◆ Instruction ◆
In the records below, find each line with the word "icon" and copy it.

Stored data
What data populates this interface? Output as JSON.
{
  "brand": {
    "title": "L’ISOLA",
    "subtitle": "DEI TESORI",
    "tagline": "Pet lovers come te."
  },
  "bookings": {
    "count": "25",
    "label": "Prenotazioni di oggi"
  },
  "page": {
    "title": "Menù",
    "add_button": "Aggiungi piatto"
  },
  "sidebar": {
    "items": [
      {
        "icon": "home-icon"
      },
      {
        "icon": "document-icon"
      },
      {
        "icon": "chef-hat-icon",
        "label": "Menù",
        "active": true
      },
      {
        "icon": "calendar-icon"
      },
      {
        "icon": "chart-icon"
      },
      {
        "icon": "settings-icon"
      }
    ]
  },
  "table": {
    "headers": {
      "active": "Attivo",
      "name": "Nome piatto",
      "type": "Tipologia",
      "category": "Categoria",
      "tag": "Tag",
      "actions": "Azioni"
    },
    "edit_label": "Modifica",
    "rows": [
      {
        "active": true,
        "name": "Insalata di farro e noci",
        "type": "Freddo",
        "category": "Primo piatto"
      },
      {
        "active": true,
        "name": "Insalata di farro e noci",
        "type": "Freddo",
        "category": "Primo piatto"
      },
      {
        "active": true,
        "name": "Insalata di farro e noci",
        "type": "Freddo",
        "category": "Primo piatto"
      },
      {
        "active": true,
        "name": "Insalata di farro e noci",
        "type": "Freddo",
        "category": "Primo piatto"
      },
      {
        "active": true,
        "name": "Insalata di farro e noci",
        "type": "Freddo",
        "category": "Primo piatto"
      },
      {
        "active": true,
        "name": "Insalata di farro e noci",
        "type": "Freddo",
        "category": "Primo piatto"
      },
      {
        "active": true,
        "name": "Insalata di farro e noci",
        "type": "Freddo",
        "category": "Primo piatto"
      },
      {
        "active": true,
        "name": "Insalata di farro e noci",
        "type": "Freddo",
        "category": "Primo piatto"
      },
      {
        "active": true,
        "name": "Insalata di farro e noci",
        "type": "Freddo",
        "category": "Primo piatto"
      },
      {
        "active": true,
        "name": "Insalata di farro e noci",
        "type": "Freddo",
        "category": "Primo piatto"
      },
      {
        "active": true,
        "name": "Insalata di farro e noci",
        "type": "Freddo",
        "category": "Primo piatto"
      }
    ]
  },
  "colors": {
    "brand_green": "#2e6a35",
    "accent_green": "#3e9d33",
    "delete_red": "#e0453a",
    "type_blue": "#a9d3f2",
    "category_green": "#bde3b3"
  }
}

◆ Exercise output ◆
        "icon": "home-icon"
        "icon": "document-icon"
        "icon": "chef-hat-icon",
        "icon": "calendar-icon"
        "icon": "chart-icon"
        "icon": "settings-icon"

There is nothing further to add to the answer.